## [What to work on]
Output the data word for word, dropping every image.

Dataset records
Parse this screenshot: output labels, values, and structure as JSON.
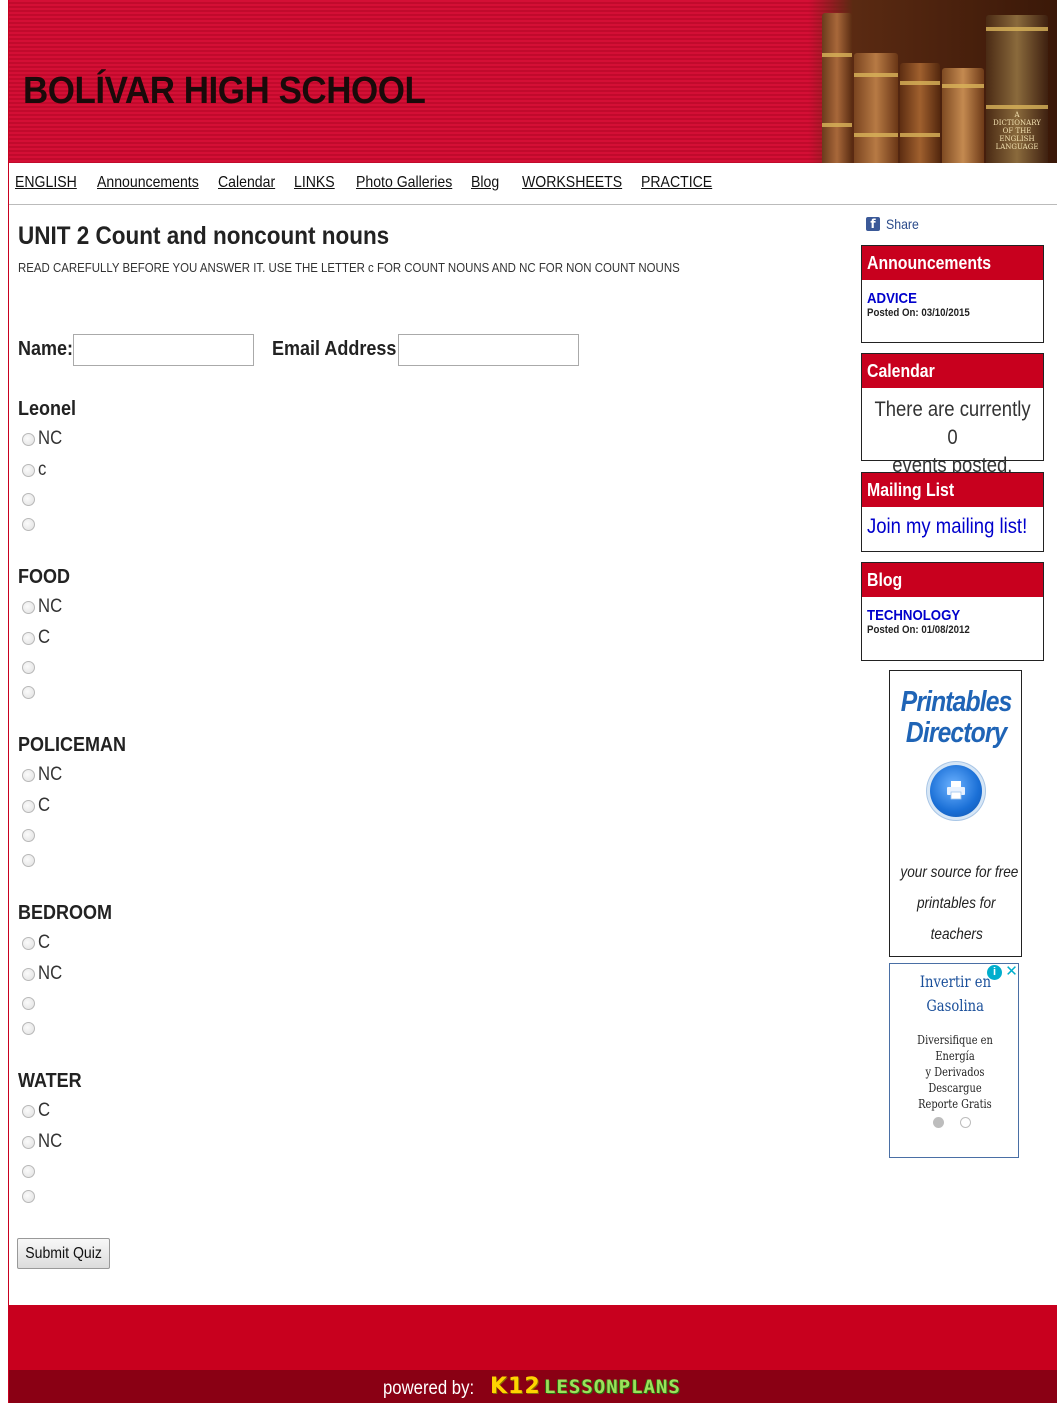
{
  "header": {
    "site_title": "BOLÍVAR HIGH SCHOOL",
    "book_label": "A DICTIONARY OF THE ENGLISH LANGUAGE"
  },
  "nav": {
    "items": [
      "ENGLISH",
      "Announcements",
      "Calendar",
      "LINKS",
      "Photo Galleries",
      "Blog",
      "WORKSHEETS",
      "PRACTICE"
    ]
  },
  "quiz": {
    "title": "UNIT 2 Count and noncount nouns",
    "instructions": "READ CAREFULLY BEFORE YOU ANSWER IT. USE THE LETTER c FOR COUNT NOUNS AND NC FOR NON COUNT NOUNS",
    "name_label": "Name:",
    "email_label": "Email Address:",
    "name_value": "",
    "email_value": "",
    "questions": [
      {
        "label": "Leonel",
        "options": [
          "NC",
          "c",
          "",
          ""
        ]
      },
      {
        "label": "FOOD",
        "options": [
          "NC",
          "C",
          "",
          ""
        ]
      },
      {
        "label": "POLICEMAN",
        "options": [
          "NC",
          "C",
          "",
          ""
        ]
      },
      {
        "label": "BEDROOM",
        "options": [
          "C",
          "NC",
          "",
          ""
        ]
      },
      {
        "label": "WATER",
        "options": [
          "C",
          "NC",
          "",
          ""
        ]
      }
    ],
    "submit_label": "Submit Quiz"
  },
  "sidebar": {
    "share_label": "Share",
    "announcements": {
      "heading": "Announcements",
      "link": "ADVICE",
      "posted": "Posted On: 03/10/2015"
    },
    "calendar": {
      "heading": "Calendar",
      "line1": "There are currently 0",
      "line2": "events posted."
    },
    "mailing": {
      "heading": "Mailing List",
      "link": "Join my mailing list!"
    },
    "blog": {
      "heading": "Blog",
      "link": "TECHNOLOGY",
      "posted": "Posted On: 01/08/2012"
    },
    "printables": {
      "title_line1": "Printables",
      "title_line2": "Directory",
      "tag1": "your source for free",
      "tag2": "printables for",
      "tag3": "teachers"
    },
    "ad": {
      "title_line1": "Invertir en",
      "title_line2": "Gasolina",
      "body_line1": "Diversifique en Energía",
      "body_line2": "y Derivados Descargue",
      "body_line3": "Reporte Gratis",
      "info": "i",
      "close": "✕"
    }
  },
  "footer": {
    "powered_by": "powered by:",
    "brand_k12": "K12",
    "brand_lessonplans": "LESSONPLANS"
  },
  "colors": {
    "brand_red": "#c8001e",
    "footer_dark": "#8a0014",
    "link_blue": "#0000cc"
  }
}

## [Finished task]
Parse this screenshot: output labels, values, and structure as JSON.
{
  "header": {
    "site_title": "BOLÍVAR HIGH SCHOOL",
    "book_label": "A DICTIONARY OF THE ENGLISH LANGUAGE"
  },
  "nav": {
    "items": [
      "ENGLISH",
      "Announcements",
      "Calendar",
      "LINKS",
      "Photo Galleries",
      "Blog",
      "WORKSHEETS",
      "PRACTICE"
    ]
  },
  "quiz": {
    "title": "UNIT 2 Count and noncount nouns",
    "instructions": "READ CAREFULLY BEFORE YOU ANSWER IT. USE THE LETTER c FOR COUNT NOUNS AND NC FOR NON COUNT NOUNS",
    "name_label": "Name:",
    "email_label": "Email Address:",
    "name_value": "",
    "email_value": "",
    "questions": [
      {
        "label": "Leonel",
        "options": [
          "NC",
          "c",
          "",
          ""
        ]
      },
      {
        "label": "FOOD",
        "options": [
          "NC",
          "C",
          "",
          ""
        ]
      },
      {
        "label": "POLICEMAN",
        "options": [
          "NC",
          "C",
          "",
          ""
        ]
      },
      {
        "label": "BEDROOM",
        "options": [
          "C",
          "NC",
          "",
          ""
        ]
      },
      {
        "label": "WATER",
        "options": [
          "C",
          "NC",
          "",
          ""
        ]
      }
    ],
    "submit_label": "Submit Quiz"
  },
  "sidebar": {
    "share_label": "Share",
    "announcements": {
      "heading": "Announcements",
      "link": "ADVICE",
      "posted": "Posted On: 03/10/2015"
    },
    "calendar": {
      "heading": "Calendar",
      "line1": "There are currently 0",
      "line2": "events posted."
    },
    "mailing": {
      "heading": "Mailing List",
      "link": "Join my mailing list!"
    },
    "blog": {
      "heading": "Blog",
      "link": "TECHNOLOGY",
      "posted": "Posted On: 01/08/2012"
    },
    "printables": {
      "title_line1": "Printables",
      "title_line2": "Directory",
      "tag1": "your source for free",
      "tag2": "printables for",
      "tag3": "teachers"
    },
    "ad": {
      "title_line1": "Invertir en",
      "title_line2": "Gasolina",
      "body_line1": "Diversifique en Energía",
      "body_line2": "y Derivados Descargue",
      "body_line3": "Reporte Gratis",
      "info": "i",
      "close": "✕"
    }
  },
  "footer": {
    "powered_by": "powered by:",
    "brand_k12": "K12",
    "brand_lessonplans": "LESSONPLANS"
  },
  "colors": {
    "brand_red": "#c8001e",
    "footer_dark": "#8a0014",
    "link_blue": "#0000cc"
  }
}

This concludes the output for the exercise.